#### 文本节选

Skip to content

API操作HBase

1. 环境准备

  1. 新建maven项目hbase-demo,引入依赖:
xml
<dependencies>
    <dependency>
        <groupId>org.apache.hbase</groupId>
        <artifactId>hbase-client</artifactId>
        <version>2.6.1-hadoop3</version>
    </dependency>
</dependencies>
  1. 在resources目录下面创建log4j.properties文件
ini
log4j.rootLogger=INFO, stdout, D

# Console Appender
log4j.appender.stdout=org.apache.log4j.ConsoleAppender
log4j.appender.stdout.layout=org.apache.log4j.PatternLayout
log4j.appender.stdout.layout.ConversionPattern= %d{hh:mm:ss,SSS} [%t] %-5p %c %x - %m%n

# Custom tweaks
log4j.logger.org.apache=ERROR
log4j.logger.org.apache.spark=ERROR
log4j.logger.org.sparkproject.jetty=ERROR

# log file
log4j.appender.D = org.apache.log4j.DailyRollingFileAppender
log4j.appender.D.File = log/log.log
log4j.appender.D.Append = true
log4j.appender.D.Threshold = ERROR
log4j.appender.D.layout = org.apache.log4j.PatternLayout
log4j.appender.D.layout.ConversionPattern = %-d{yyyy-MM-dd HH:mm:ss}  [ %t:%r ] - [ %p ]  %m%n

2. 创建连接

根据官方API介绍,HBase的客户端连接由类来创建,用户使用完成ConnectionFactory之后需要手动关闭连接。同时连接是一个重量级的,推荐一个进程使用一个连接,对HBase的命令通过连接中的两个属性Admin和Table来实现。

#### 元素位置数据
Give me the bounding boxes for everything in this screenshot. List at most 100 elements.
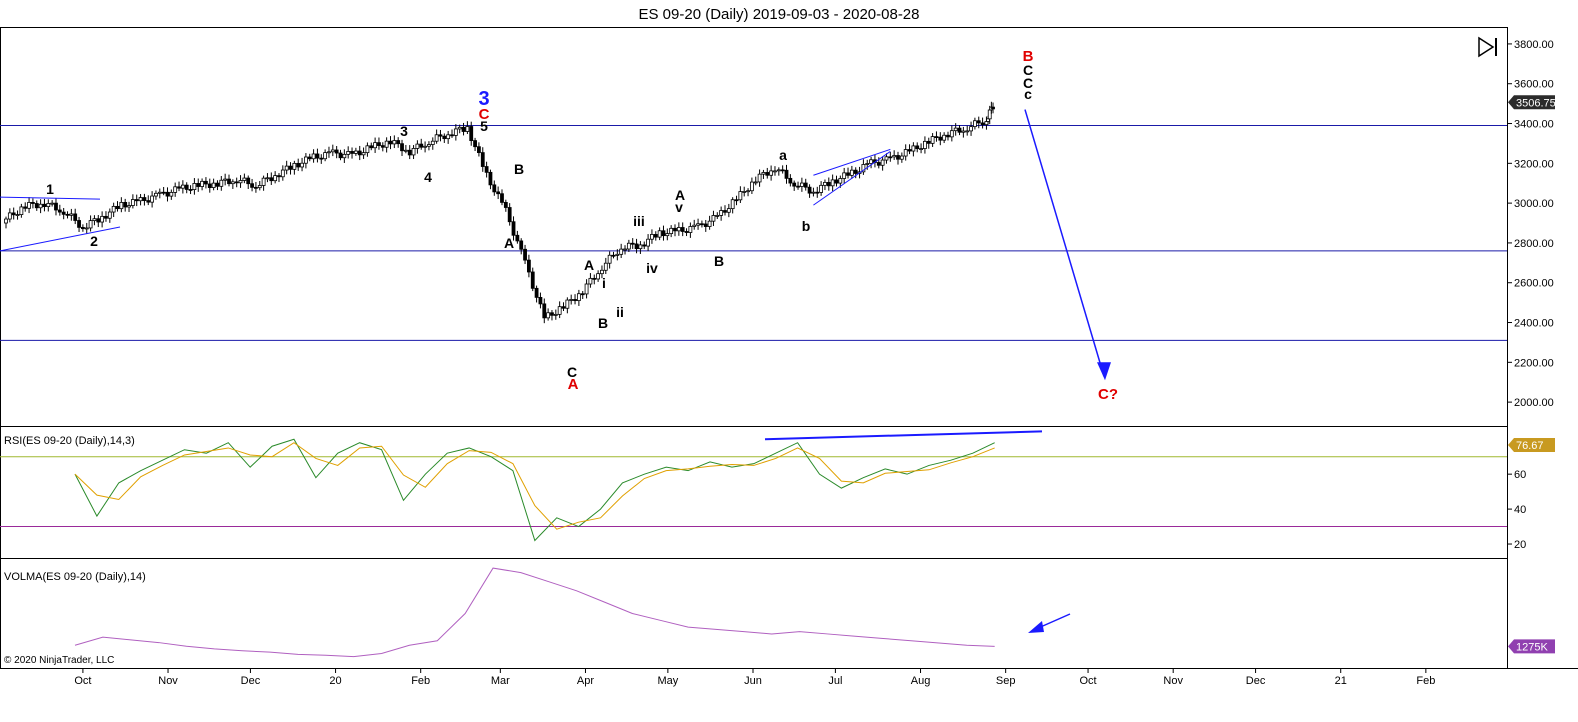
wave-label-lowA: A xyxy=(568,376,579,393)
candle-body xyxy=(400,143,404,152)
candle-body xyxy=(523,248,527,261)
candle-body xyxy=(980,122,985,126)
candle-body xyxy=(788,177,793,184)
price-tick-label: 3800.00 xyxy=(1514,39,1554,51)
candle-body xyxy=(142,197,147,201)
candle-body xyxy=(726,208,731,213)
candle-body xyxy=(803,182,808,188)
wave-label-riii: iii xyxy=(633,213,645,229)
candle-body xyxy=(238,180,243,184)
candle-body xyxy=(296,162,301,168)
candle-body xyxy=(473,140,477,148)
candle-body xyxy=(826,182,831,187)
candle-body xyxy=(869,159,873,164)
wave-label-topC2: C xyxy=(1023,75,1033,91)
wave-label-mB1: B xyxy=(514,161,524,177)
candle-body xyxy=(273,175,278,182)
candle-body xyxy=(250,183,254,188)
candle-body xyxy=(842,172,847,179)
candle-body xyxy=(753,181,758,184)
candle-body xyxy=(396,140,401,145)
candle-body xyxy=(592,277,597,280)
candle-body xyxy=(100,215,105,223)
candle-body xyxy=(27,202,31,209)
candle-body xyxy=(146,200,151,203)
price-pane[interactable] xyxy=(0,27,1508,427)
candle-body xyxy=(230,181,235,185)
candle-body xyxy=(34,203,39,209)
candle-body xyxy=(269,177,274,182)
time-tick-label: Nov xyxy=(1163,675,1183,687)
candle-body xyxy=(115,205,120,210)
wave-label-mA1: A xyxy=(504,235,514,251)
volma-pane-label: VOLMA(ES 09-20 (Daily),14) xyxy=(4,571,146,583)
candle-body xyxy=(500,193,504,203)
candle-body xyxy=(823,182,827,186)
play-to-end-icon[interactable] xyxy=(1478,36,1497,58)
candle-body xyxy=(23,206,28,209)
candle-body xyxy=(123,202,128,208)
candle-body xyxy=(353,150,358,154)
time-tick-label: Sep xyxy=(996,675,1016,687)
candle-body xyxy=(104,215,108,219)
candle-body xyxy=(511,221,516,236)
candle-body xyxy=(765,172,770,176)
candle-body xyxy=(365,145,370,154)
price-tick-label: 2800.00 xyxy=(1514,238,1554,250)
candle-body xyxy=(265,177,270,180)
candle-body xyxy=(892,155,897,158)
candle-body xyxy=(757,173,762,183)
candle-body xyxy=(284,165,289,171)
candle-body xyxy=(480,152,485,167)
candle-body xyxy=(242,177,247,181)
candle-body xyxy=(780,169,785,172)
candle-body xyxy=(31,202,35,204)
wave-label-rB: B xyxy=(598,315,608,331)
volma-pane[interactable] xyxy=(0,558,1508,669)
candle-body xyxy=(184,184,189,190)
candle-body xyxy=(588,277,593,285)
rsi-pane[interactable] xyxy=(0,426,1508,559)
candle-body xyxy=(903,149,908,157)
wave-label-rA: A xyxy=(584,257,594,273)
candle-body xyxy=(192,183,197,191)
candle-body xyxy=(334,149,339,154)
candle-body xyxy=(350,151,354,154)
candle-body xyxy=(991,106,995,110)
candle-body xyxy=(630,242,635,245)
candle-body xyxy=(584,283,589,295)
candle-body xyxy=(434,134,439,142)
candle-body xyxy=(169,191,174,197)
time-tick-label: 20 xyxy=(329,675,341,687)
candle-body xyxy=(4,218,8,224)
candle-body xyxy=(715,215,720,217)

#### 请求 1
请将条目中从包含"wave-label-lowA: A xyxy=(568,376,579,393)"的那一行到包含"candle-body xyxy=(265,177,270,180)"的那一行逐字照抄一遍，首尾两行都要包括在内。
#### 请求 2
请把这篇讲用API操作HBase的文章接着往下写。

#### 结果 1
wave-label-lowA: A xyxy=(568,376,579,393)
candle-body xyxy=(400,143,404,152)
candle-body xyxy=(523,248,527,261)
candle-body xyxy=(980,122,985,126)
candle-body xyxy=(788,177,793,184)
price-tick-label: 3800.00 xyxy=(1514,39,1554,51)
candle-body xyxy=(142,197,147,201)
candle-body xyxy=(726,208,731,213)
candle-body xyxy=(803,182,808,188)
wave-label-riii: iii xyxy=(633,213,645,229)
candle-body xyxy=(238,180,243,184)
candle-body xyxy=(296,162,301,168)
candle-body xyxy=(473,140,477,148)
candle-body xyxy=(826,182,831,187)
candle-body xyxy=(869,159,873,164)
wave-label-topC2: C xyxy=(1023,75,1033,91)
wave-label-mB1: B xyxy=(514,161,524,177)
candle-body xyxy=(273,175,278,182)
candle-body xyxy=(250,183,254,188)
candle-body xyxy=(842,172,847,179)
candle-body xyxy=(753,181,758,184)
candle-body xyxy=(396,140,401,145)
candle-body xyxy=(592,277,597,280)
candle-body xyxy=(100,215,105,223)
candle-body xyxy=(27,202,31,209)
candle-body xyxy=(146,200,151,203)
price-pane[interactable] xyxy=(0,27,1508,427)
candle-body xyxy=(230,181,235,185)
candle-body xyxy=(34,203,39,209)
candle-body xyxy=(269,177,274,182)
time-tick-label: Nov xyxy=(1163,675,1183,687)
candle-body xyxy=(115,205,120,210)
wave-label-mA1: A xyxy=(504,235,514,251)
volma-pane-label: VOLMA(ES 09-20 (Daily),14) xyxy=(4,571,146,583)
candle-body xyxy=(500,193,504,203)
candle-body xyxy=(823,182,827,186)
play-to-end-icon[interactable] xyxy=(1478,36,1497,58)
candle-body xyxy=(23,206,28,209)
candle-body xyxy=(123,202,128,208)
candle-body xyxy=(353,150,358,154)
time-tick-label: Sep xyxy=(996,675,1016,687)
candle-body xyxy=(104,215,108,219)
candle-body xyxy=(511,221,516,236)
candle-body xyxy=(765,172,770,176)
candle-body xyxy=(365,145,370,154)
price-tick-label: 2800.00 xyxy=(1514,238,1554,250)
candle-body xyxy=(265,177,270,180)

#### 结果 2
2.1 单线程连接

sh
public class App {
    public static void main( String[] args ) throws IOException {
        // 1. 创建连接配置对象
        Configuration conf = new Configuration();
        // 2. 添加配置参数
        conf.set("hbase.zookeeper.quorum", "hadoop102,hadoop103,hadoop104");
        // 3. 创建连接
        // 默认创建的同步连接
        Connection connection = ConnectionFactory.createConnection(conf);
        // 不建议使用异步连接
        CompletableFuture<AsyncConnection> asyncConn = ConnectionFactory.createAsyncConnection(conf);
        // 4. 使用连接
        System.out.println(connection);
        // 5. 关闭连接
        connection.close();
    }
}

2.2 多线程连接

从服务器上面下载hbase-site.xml文件,放到工程resource目录下,配置如下:

xml
<?xml version="1.0"?>
<?xml-stylesheet type="text/xsl" href="configuration.xsl"?>
<configuration>
    <property>
        <name>hbase.zookeeper.quorum</name>
        <value>hadoop102,hadoop103,hadoop104</value>
    </property>
</configuration>

由于hbase的连接是一个比较重的对象,hbase官方不建议每次操作hbase都去创建连接,hbase的连接对象是线程安全的,可以在多线程环境中共同使用。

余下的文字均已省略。